**Available records**

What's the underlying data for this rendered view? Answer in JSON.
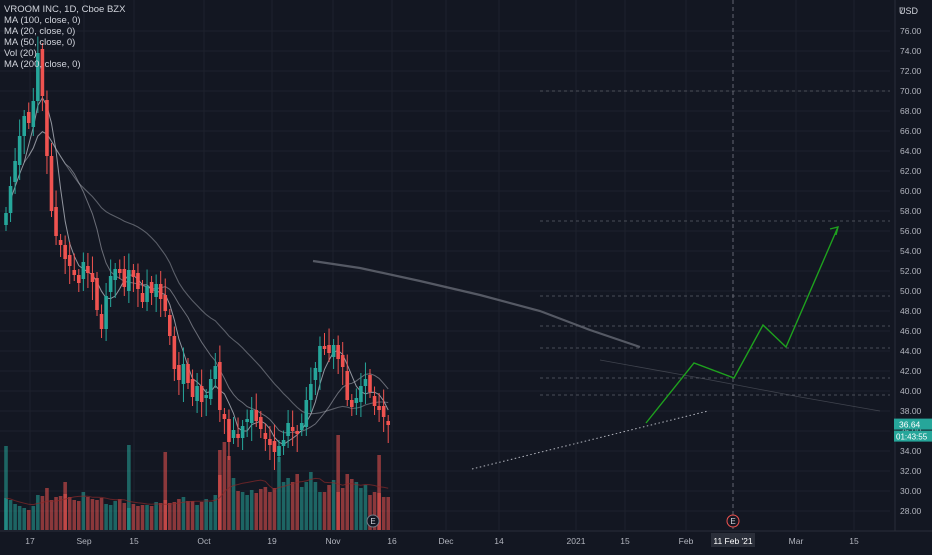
{
  "legend": {
    "title": "VROOM INC, 1D, Cboe BZX",
    "ma100": "MA (100, close, 0)",
    "ma20": "MA (20, close, 0)",
    "ma50": "MA (50, close, 0)",
    "vol": "Vol (20)",
    "ma200": "MA (200, close, 0)"
  },
  "currency_label": "USD",
  "corner_digit": "7",
  "colors": {
    "background": "#131722",
    "up": "#26a69a",
    "down": "#ef5350",
    "ma": "#b2b5be",
    "projection": "#1ea11e",
    "price_tag": "#26a69a"
  },
  "chart_data": {
    "type": "candlestick",
    "ylim": [
      26.5,
      77.0
    ],
    "y_ticks": [
      "28.00",
      "30.00",
      "32.00",
      "34.00",
      "36.00",
      "38.00",
      "40.00",
      "42.00",
      "44.00",
      "46.00",
      "48.00",
      "50.00",
      "52.00",
      "54.00",
      "56.00",
      "58.00",
      "60.00",
      "62.00",
      "64.00",
      "66.00",
      "68.00",
      "70.00",
      "72.00",
      "74.00",
      "76.00"
    ],
    "x_ticks": [
      "17",
      "Sep",
      "15",
      "Oct",
      "19",
      "Nov",
      "16",
      "Dec",
      "14",
      "2021",
      "15",
      "Feb",
      "Mar",
      "15"
    ],
    "last_price": "36.64",
    "countdown": "01:43:55",
    "crosshair_date": "11 Feb '21",
    "earnings_markers": [
      "E",
      "E"
    ],
    "close_series": [
      57.8,
      60.5,
      63.0,
      65.5,
      67.5,
      66.8,
      69.0,
      73.8,
      69.5,
      63.5,
      58.0,
      55.5,
      54.6,
      53.2,
      52.5,
      51.6,
      50.8,
      52.9,
      51.8,
      50.9,
      48.1,
      46.2,
      49.5,
      51.5,
      52.2,
      51.8,
      50.4,
      52.1,
      51.4,
      50.2,
      48.9,
      50.5,
      49.8,
      50.7,
      49.2,
      48.0,
      45.5,
      42.2,
      41.1,
      42.7,
      40.8,
      39.4,
      40.5,
      38.9,
      39.6,
      41.2,
      42.5,
      38.1,
      37.2,
      34.9,
      36.1,
      35.3,
      36.5,
      37.2,
      38.1,
      37.0,
      36.2,
      35.2,
      34.6,
      33.9,
      34.5,
      35.1,
      36.8,
      36.0,
      35.7,
      36.8,
      39.1,
      40.7,
      42.3,
      44.5,
      44.2,
      43.8,
      44.6,
      43.2,
      42.4,
      39.1,
      38.4,
      39.3,
      40.5,
      41.2,
      39.9,
      38.5,
      38.1,
      37.4,
      36.6
    ],
    "volume_relative": [
      0.32,
      0.3,
      0.26,
      0.24,
      0.22,
      0.2,
      0.24,
      0.35,
      0.34,
      0.42,
      0.3,
      0.33,
      0.34,
      0.36,
      0.33,
      0.3,
      0.29,
      0.38,
      0.33,
      0.31,
      0.3,
      0.32,
      0.26,
      0.25,
      0.29,
      0.31,
      0.27,
      0.22,
      0.26,
      0.24,
      0.25,
      0.25,
      0.24,
      0.28,
      0.27,
      0.3,
      0.27,
      0.28,
      0.31,
      0.33,
      0.29,
      0.29,
      0.25,
      0.28,
      0.31,
      0.28,
      0.35,
      0.55,
      0.88,
      0.74,
      0.52,
      0.39,
      0.38,
      0.35,
      0.4,
      0.37,
      0.41,
      0.43,
      0.38,
      0.42,
      0.73,
      0.48,
      0.52,
      0.48,
      0.56,
      0.43,
      0.48,
      0.58,
      0.48,
      0.38,
      0.38,
      0.45,
      0.5,
      0.38,
      0.42,
      0.56,
      0.51,
      0.48,
      0.42,
      0.45,
      0.35,
      0.38,
      0.37,
      0.33,
      0.33
    ],
    "volume_spikes": [
      0.84,
      0.48,
      0.85,
      0.78,
      0.8,
      0.95,
      0.75
    ],
    "projection_path": [
      36.8,
      42.8,
      41.3,
      46.6,
      44.4,
      56.4
    ],
    "levels": [
      70.0,
      57.0,
      49.5,
      46.5,
      44.3,
      41.3,
      39.6
    ],
    "trend_support": [
      [
        32.2
      ],
      [
        38.0
      ]
    ]
  }
}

**Set problem**
Quote every entry exactly, with the pictures omitted.

**Solution to the problem**
What's the underlying data for this rendered view? Answer in JSON.
{
  "legend": {
    "title": "VROOM INC, 1D, Cboe BZX",
    "ma100": "MA (100, close, 0)",
    "ma20": "MA (20, close, 0)",
    "ma50": "MA (50, close, 0)",
    "vol": "Vol (20)",
    "ma200": "MA (200, close, 0)"
  },
  "currency_label": "USD",
  "corner_digit": "7",
  "colors": {
    "background": "#131722",
    "up": "#26a69a",
    "down": "#ef5350",
    "ma": "#b2b5be",
    "projection": "#1ea11e",
    "price_tag": "#26a69a"
  },
  "chart_data": {
    "type": "candlestick",
    "ylim": [
      26.5,
      77.0
    ],
    "y_ticks": [
      "28.00",
      "30.00",
      "32.00",
      "34.00",
      "36.00",
      "38.00",
      "40.00",
      "42.00",
      "44.00",
      "46.00",
      "48.00",
      "50.00",
      "52.00",
      "54.00",
      "56.00",
      "58.00",
      "60.00",
      "62.00",
      "64.00",
      "66.00",
      "68.00",
      "70.00",
      "72.00",
      "74.00",
      "76.00"
    ],
    "x_ticks": [
      "17",
      "Sep",
      "15",
      "Oct",
      "19",
      "Nov",
      "16",
      "Dec",
      "14",
      "2021",
      "15",
      "Feb",
      "Mar",
      "15"
    ],
    "last_price": "36.64",
    "countdown": "01:43:55",
    "crosshair_date": "11 Feb '21",
    "earnings_markers": [
      "E",
      "E"
    ],
    "close_series": [
      57.8,
      60.5,
      63.0,
      65.5,
      67.5,
      66.8,
      69.0,
      73.8,
      69.5,
      63.5,
      58.0,
      55.5,
      54.6,
      53.2,
      52.5,
      51.6,
      50.8,
      52.9,
      51.8,
      50.9,
      48.1,
      46.2,
      49.5,
      51.5,
      52.2,
      51.8,
      50.4,
      52.1,
      51.4,
      50.2,
      48.9,
      50.5,
      49.8,
      50.7,
      49.2,
      48.0,
      45.5,
      42.2,
      41.1,
      42.7,
      40.8,
      39.4,
      40.5,
      38.9,
      39.6,
      41.2,
      42.5,
      38.1,
      37.2,
      34.9,
      36.1,
      35.3,
      36.5,
      37.2,
      38.1,
      37.0,
      36.2,
      35.2,
      34.6,
      33.9,
      34.5,
      35.1,
      36.8,
      36.0,
      35.7,
      36.8,
      39.1,
      40.7,
      42.3,
      44.5,
      44.2,
      43.8,
      44.6,
      43.2,
      42.4,
      39.1,
      38.4,
      39.3,
      40.5,
      41.2,
      39.9,
      38.5,
      38.1,
      37.4,
      36.6
    ],
    "volume_relative": [
      0.32,
      0.3,
      0.26,
      0.24,
      0.22,
      0.2,
      0.24,
      0.35,
      0.34,
      0.42,
      0.3,
      0.33,
      0.34,
      0.36,
      0.33,
      0.3,
      0.29,
      0.38,
      0.33,
      0.31,
      0.3,
      0.32,
      0.26,
      0.25,
      0.29,
      0.31,
      0.27,
      0.22,
      0.26,
      0.24,
      0.25,
      0.25,
      0.24,
      0.28,
      0.27,
      0.3,
      0.27,
      0.28,
      0.31,
      0.33,
      0.29,
      0.29,
      0.25,
      0.28,
      0.31,
      0.28,
      0.35,
      0.55,
      0.88,
      0.74,
      0.52,
      0.39,
      0.38,
      0.35,
      0.4,
      0.37,
      0.41,
      0.43,
      0.38,
      0.42,
      0.73,
      0.48,
      0.52,
      0.48,
      0.56,
      0.43,
      0.48,
      0.58,
      0.48,
      0.38,
      0.38,
      0.45,
      0.5,
      0.38,
      0.42,
      0.56,
      0.51,
      0.48,
      0.42,
      0.45,
      0.35,
      0.38,
      0.37,
      0.33,
      0.33
    ],
    "volume_spikes": [
      0.84,
      0.48,
      0.85,
      0.78,
      0.8,
      0.95,
      0.75
    ],
    "projection_path": [
      36.8,
      42.8,
      41.3,
      46.6,
      44.4,
      56.4
    ],
    "levels": [
      70.0,
      57.0,
      49.5,
      46.5,
      44.3,
      41.3,
      39.6
    ],
    "trend_support": [
      [
        32.2
      ],
      [
        38.0
      ]
    ]
  }
}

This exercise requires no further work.